### Task brief
Find the lines of data that contain the string "Horizontal", then list them.

### Material for this exercise
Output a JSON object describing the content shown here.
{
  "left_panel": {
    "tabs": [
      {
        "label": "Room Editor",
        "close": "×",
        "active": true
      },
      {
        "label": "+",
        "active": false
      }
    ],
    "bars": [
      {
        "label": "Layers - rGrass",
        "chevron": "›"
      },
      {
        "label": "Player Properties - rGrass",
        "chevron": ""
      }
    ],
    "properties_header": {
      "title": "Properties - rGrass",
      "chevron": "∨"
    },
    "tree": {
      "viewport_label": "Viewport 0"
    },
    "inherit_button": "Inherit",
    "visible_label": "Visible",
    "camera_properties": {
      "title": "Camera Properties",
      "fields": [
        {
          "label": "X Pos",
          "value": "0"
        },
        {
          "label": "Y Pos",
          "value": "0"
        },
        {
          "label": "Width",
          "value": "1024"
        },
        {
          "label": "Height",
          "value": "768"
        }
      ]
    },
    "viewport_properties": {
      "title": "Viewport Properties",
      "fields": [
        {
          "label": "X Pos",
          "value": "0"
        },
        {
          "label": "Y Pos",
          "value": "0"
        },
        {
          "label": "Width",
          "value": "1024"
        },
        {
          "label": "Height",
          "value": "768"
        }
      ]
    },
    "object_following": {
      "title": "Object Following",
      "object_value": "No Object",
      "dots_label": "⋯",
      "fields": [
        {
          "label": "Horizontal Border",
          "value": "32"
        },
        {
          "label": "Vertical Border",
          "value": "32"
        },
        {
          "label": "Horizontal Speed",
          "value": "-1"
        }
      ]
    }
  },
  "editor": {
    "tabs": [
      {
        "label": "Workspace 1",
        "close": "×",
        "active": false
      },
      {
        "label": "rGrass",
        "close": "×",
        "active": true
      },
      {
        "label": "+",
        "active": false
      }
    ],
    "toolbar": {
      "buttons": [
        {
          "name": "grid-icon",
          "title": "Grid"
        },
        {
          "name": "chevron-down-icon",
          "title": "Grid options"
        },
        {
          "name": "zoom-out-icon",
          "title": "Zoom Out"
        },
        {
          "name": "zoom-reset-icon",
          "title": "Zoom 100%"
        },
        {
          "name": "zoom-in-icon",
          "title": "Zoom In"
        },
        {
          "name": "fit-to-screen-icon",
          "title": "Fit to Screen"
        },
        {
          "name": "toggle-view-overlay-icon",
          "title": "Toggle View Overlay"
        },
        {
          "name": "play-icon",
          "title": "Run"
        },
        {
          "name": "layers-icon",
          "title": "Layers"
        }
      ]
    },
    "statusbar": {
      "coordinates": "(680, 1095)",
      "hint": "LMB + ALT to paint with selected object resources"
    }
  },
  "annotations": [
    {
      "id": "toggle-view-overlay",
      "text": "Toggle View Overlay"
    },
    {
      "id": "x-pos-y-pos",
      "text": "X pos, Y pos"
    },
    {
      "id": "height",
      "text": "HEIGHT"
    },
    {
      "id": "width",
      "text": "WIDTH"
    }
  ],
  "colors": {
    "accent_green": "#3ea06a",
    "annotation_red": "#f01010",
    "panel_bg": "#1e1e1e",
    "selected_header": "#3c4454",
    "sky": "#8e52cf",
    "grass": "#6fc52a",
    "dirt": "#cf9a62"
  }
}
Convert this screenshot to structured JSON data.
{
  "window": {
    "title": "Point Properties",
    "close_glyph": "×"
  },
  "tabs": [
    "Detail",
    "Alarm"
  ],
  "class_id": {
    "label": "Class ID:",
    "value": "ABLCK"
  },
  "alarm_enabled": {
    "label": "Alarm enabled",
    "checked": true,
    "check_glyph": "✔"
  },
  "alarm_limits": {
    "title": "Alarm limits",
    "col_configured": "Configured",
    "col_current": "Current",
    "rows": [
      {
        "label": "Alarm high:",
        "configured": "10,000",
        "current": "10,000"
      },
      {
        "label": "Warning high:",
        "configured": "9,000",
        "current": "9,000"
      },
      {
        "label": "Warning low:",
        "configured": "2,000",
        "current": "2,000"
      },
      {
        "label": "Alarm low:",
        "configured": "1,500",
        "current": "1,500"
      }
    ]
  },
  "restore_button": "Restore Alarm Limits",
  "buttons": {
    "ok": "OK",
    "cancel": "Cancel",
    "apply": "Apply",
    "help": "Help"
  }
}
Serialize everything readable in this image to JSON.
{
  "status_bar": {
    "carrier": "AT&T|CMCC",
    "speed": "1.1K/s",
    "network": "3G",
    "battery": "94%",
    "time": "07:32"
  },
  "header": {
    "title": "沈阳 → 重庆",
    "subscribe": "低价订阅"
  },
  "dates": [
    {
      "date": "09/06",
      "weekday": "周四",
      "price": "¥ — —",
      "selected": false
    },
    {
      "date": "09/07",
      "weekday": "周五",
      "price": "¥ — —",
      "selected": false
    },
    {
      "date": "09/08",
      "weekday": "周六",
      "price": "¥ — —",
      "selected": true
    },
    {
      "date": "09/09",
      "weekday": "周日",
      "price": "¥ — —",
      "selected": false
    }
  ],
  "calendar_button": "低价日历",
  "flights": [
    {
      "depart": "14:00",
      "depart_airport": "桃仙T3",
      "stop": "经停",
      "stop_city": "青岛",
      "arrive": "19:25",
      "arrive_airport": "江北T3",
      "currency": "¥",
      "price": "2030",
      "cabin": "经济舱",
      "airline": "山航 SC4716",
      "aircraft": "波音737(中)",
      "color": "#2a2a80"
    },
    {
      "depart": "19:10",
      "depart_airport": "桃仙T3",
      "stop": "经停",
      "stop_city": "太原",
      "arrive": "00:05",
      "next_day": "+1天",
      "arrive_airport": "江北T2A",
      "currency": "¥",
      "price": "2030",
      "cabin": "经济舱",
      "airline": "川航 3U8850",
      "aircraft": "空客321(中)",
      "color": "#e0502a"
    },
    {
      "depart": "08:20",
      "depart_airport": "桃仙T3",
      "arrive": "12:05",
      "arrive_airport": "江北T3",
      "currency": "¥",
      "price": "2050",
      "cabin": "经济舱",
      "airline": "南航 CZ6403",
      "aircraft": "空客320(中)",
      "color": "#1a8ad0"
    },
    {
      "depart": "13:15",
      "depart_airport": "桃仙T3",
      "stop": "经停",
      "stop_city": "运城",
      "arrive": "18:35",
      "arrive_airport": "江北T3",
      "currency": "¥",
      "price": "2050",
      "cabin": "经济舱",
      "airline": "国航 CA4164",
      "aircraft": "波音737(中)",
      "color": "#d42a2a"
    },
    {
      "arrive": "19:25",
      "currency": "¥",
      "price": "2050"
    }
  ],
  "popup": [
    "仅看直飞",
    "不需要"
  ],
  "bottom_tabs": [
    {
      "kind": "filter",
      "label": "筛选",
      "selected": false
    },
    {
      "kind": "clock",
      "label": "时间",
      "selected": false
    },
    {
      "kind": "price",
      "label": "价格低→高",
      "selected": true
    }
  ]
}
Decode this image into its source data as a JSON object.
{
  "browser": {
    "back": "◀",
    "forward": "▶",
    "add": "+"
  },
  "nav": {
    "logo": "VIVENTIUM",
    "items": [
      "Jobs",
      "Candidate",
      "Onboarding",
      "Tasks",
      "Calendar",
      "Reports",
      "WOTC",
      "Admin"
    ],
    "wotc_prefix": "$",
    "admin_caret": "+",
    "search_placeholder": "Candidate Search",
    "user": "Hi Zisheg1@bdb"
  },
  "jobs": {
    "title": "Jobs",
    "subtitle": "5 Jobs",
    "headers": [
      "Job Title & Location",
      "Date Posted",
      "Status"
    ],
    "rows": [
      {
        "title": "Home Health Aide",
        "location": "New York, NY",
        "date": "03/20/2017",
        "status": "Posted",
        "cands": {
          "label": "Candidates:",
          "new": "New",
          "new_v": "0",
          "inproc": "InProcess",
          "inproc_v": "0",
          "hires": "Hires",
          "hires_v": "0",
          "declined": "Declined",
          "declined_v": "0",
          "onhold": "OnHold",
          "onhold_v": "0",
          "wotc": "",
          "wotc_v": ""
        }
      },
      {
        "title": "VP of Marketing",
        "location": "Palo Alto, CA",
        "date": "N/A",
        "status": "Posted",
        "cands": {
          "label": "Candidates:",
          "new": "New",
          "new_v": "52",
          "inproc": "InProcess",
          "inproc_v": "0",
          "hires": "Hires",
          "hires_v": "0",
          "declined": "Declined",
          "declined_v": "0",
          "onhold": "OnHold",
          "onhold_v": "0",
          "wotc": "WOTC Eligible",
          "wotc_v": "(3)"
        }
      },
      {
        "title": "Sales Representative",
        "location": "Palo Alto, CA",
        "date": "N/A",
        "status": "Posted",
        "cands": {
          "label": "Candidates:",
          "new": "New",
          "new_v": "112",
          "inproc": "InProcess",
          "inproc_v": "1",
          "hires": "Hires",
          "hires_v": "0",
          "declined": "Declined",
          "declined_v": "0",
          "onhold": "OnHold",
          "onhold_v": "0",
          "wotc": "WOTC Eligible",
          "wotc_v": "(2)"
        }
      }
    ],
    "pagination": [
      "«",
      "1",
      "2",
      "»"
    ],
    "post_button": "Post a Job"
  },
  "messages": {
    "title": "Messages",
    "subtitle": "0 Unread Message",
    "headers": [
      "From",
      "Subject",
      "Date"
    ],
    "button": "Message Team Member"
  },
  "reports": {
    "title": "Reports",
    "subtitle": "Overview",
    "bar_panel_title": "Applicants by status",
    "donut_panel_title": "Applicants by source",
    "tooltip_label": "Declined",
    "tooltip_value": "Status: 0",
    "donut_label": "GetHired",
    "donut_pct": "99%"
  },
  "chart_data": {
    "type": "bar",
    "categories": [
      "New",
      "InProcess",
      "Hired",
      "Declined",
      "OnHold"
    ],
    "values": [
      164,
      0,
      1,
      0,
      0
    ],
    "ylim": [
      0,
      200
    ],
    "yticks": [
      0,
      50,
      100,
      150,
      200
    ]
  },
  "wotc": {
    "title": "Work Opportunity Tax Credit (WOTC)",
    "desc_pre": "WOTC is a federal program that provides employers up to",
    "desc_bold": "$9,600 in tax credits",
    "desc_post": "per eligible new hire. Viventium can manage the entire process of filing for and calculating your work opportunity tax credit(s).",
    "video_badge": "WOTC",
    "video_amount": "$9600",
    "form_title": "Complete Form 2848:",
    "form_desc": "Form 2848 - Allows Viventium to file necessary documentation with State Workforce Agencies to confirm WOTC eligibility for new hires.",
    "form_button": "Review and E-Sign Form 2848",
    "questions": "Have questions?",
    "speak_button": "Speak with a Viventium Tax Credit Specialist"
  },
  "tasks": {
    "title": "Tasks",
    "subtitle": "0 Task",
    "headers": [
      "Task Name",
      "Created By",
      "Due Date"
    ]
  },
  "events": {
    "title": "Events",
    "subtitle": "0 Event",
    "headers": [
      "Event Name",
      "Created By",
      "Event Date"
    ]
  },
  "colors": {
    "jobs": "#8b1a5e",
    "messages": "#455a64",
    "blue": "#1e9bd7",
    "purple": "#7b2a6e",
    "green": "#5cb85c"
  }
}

### Finished task
          "label": "Horizontal Border",
          "label": "Horizontal Speed",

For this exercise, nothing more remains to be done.